■ WHAT TO PRODUCE:
Return all of the entries exactly, with nothing added or left out.

--- Begin ENTRIES SUPPLIED ---

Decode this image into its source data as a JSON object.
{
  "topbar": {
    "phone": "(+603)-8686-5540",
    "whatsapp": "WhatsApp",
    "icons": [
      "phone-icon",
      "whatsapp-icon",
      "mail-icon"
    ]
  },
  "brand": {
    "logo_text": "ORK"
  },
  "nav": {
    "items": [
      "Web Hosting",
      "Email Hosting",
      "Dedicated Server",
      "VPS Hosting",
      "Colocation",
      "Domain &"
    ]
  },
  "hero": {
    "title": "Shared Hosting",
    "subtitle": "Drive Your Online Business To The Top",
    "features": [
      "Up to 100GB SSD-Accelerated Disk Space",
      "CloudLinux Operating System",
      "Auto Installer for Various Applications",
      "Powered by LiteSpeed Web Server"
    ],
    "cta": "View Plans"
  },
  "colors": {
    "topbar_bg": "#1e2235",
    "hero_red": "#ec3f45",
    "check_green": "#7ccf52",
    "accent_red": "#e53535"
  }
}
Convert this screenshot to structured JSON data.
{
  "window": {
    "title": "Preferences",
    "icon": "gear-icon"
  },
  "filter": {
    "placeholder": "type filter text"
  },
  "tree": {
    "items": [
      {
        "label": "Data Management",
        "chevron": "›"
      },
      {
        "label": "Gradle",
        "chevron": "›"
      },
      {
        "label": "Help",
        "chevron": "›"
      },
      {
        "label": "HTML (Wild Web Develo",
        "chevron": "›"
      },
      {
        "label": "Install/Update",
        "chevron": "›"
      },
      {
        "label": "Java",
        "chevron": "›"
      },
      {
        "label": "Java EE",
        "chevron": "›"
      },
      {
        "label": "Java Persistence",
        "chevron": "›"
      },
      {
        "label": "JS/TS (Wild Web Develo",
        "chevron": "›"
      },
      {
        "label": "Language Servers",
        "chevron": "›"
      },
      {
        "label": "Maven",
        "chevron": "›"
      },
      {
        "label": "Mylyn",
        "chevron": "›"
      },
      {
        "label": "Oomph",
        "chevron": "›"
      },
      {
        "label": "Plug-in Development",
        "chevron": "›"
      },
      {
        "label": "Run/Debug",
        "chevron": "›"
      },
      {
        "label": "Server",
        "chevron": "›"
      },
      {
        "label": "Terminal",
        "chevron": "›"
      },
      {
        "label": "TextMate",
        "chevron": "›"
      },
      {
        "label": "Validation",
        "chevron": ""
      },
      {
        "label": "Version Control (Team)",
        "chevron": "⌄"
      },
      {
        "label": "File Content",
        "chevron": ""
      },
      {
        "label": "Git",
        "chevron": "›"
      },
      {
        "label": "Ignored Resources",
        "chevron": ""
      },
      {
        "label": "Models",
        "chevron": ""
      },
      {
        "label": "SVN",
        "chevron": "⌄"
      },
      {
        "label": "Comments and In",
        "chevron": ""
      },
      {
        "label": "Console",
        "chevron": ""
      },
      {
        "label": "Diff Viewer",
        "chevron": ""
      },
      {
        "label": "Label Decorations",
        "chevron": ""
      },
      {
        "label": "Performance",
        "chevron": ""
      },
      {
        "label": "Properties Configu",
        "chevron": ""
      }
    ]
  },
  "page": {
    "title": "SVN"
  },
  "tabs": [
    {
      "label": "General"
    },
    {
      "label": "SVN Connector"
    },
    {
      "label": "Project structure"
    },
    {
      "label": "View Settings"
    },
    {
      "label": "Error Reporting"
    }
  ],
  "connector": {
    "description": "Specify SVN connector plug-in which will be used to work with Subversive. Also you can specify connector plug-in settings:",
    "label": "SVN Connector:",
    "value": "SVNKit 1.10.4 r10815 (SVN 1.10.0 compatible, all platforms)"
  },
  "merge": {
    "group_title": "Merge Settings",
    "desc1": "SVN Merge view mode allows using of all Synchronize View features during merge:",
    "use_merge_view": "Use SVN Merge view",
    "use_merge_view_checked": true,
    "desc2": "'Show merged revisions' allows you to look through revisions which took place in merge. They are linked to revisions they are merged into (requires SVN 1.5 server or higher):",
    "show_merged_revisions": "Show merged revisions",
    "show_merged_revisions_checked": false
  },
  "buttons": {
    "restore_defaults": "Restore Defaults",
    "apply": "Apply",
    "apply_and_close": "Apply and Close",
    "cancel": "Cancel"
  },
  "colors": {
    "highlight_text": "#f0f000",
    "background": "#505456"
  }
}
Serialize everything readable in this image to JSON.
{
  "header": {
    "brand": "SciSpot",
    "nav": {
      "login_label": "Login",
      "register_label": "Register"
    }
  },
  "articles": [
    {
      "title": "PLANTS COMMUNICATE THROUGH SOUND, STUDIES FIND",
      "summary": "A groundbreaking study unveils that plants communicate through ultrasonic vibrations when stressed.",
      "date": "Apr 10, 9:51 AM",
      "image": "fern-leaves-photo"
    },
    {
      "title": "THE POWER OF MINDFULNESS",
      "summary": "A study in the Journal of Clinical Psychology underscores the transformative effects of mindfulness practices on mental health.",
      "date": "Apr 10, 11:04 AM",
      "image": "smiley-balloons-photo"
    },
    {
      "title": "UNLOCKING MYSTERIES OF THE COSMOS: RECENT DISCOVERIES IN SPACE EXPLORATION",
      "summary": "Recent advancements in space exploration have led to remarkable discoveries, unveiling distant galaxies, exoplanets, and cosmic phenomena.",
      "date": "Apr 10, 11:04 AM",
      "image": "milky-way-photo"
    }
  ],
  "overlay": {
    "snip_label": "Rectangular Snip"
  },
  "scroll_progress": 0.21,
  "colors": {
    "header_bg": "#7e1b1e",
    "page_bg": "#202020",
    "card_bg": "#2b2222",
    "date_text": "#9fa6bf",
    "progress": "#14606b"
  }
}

--- End ENTRIES SUPPLIED ---

■ ANSWER TO THE TASK:
Decode this image into its source data as a JSON object.
{
  "topbar": {
    "phone": "(+603)-8686-5540",
    "whatsapp": "WhatsApp",
    "icons": [
      "phone-icon",
      "whatsapp-icon",
      "mail-icon"
    ]
  },
  "brand": {
    "logo_text": "ORK"
  },
  "nav": {
    "items": [
      "Web Hosting",
      "Email Hosting",
      "Dedicated Server",
      "VPS Hosting",
      "Colocation",
      "Domain &"
    ]
  },
  "hero": {
    "title": "Shared Hosting",
    "subtitle": "Drive Your Online Business To The Top",
    "features": [
      "Up to 100GB SSD-Accelerated Disk Space",
      "CloudLinux Operating System",
      "Auto Installer for Various Applications",
      "Powered by LiteSpeed Web Server"
    ],
    "cta": "View Plans"
  },
  "colors": {
    "topbar_bg": "#1e2235",
    "hero_red": "#ec3f45",
    "check_green": "#7ccf52",
    "accent_red": "#e53535"
  }
}
Convert this screenshot to structured JSON data.
{
  "window": {
    "title": "Preferences",
    "icon": "gear-icon"
  },
  "filter": {
    "placeholder": "type filter text"
  },
  "tree": {
    "items": [
      {
        "label": "Data Management",
        "chevron": "›"
      },
      {
        "label": "Gradle",
        "chevron": "›"
      },
      {
        "label": "Help",
        "chevron": "›"
      },
      {
        "label": "HTML (Wild Web Develo",
        "chevron": "›"
      },
      {
        "label": "Install/Update",
        "chevron": "›"
      },
      {
        "label": "Java",
        "chevron": "›"
      },
      {
        "label": "Java EE",
        "chevron": "›"
      },
      {
        "label": "Java Persistence",
        "chevron": "›"
      },
      {
        "label": "JS/TS (Wild Web Develo",
        "chevron": "›"
      },
      {
        "label": "Language Servers",
        "chevron": "›"
      },
      {
        "label": "Maven",
        "chevron": "›"
      },
      {
        "label": "Mylyn",
        "chevron": "›"
      },
      {
        "label": "Oomph",
        "chevron": "›"
      },
      {
        "label": "Plug-in Development",
        "chevron": "›"
      },
      {
        "label": "Run/Debug",
        "chevron": "›"
      },
      {
        "label": "Server",
        "chevron": "›"
      },
      {
        "label": "Terminal",
        "chevron": "›"
      },
      {
        "label": "TextMate",
        "chevron": "›"
      },
      {
        "label": "Validation",
        "chevron": ""
      },
      {
        "label": "Version Control (Team)",
        "chevron": "⌄"
      },
      {
        "label": "File Content",
        "chevron": ""
      },
      {
        "label": "Git",
        "chevron": "›"
      },
      {
        "label": "Ignored Resources",
        "chevron": ""
      },
      {
        "label": "Models",
        "chevron": ""
      },
      {
        "label": "SVN",
        "chevron": "⌄"
      },
      {
        "label": "Comments and In",
        "chevron": ""
      },
      {
        "label": "Console",
        "chevron": ""
      },
      {
        "label": "Diff Viewer",
        "chevron": ""
      },
      {
        "label": "Label Decorations",
        "chevron": ""
      },
      {
        "label": "Performance",
        "chevron": ""
      },
      {
        "label": "Properties Configu",
        "chevron": ""
      }
    ]
  },
  "page": {
    "title": "SVN"
  },
  "tabs": [
    {
      "label": "General"
    },
    {
      "label": "SVN Connector"
    },
    {
      "label": "Project structure"
    },
    {
      "label": "View Settings"
    },
    {
      "label": "Error Reporting"
    }
  ],
  "connector": {
    "description": "Specify SVN connector plug-in which will be used to work with Subversive. Also you can specify connector plug-in settings:",
    "label": "SVN Connector:",
    "value": "SVNKit 1.10.4 r10815 (SVN 1.10.0 compatible, all platforms)"
  },
  "merge": {
    "group_title": "Merge Settings",
    "desc1": "SVN Merge view mode allows using of all Synchronize View features during merge:",
    "use_merge_view": "Use SVN Merge view",
    "use_merge_view_checked": true,
    "desc2": "'Show merged revisions' allows you to look through revisions which took place in merge. They are linked to revisions they are merged into (requires SVN 1.5 server or higher):",
    "show_merged_revisions": "Show merged revisions",
    "show_merged_revisions_checked": false
  },
  "buttons": {
    "restore_defaults": "Restore Defaults",
    "apply": "Apply",
    "apply_and_close": "Apply and Close",
    "cancel": "Cancel"
  },
  "colors": {
    "highlight_text": "#f0f000",
    "background": "#505456"
  }
}
Serialize everything readable in this image to JSON.
{
  "header": {
    "brand": "SciSpot",
    "nav": {
      "login_label": "Login",
      "register_label": "Register"
    }
  },
  "articles": [
    {
      "title": "PLANTS COMMUNICATE THROUGH SOUND, STUDIES FIND",
      "summary": "A groundbreaking study unveils that plants communicate through ultrasonic vibrations when stressed.",
      "date": "Apr 10, 9:51 AM",
      "image": "fern-leaves-photo"
    },
    {
      "title": "THE POWER OF MINDFULNESS",
      "summary": "A study in the Journal of Clinical Psychology underscores the transformative effects of mindfulness practices on mental health.",
      "date": "Apr 10, 11:04 AM",
      "image": "smiley-balloons-photo"
    },
    {
      "title": "UNLOCKING MYSTERIES OF THE COSMOS: RECENT DISCOVERIES IN SPACE EXPLORATION",
      "summary": "Recent advancements in space exploration have led to remarkable discoveries, unveiling distant galaxies, exoplanets, and cosmic phenomena.",
      "date": "Apr 10, 11:04 AM",
      "image": "milky-way-photo"
    }
  ],
  "overlay": {
    "snip_label": "Rectangular Snip"
  },
  "scroll_progress": 0.21,
  "colors": {
    "header_bg": "#7e1b1e",
    "page_bg": "#202020",
    "card_bg": "#2b2222",
    "date_text": "#9fa6bf",
    "progress": "#14606b"
  }
}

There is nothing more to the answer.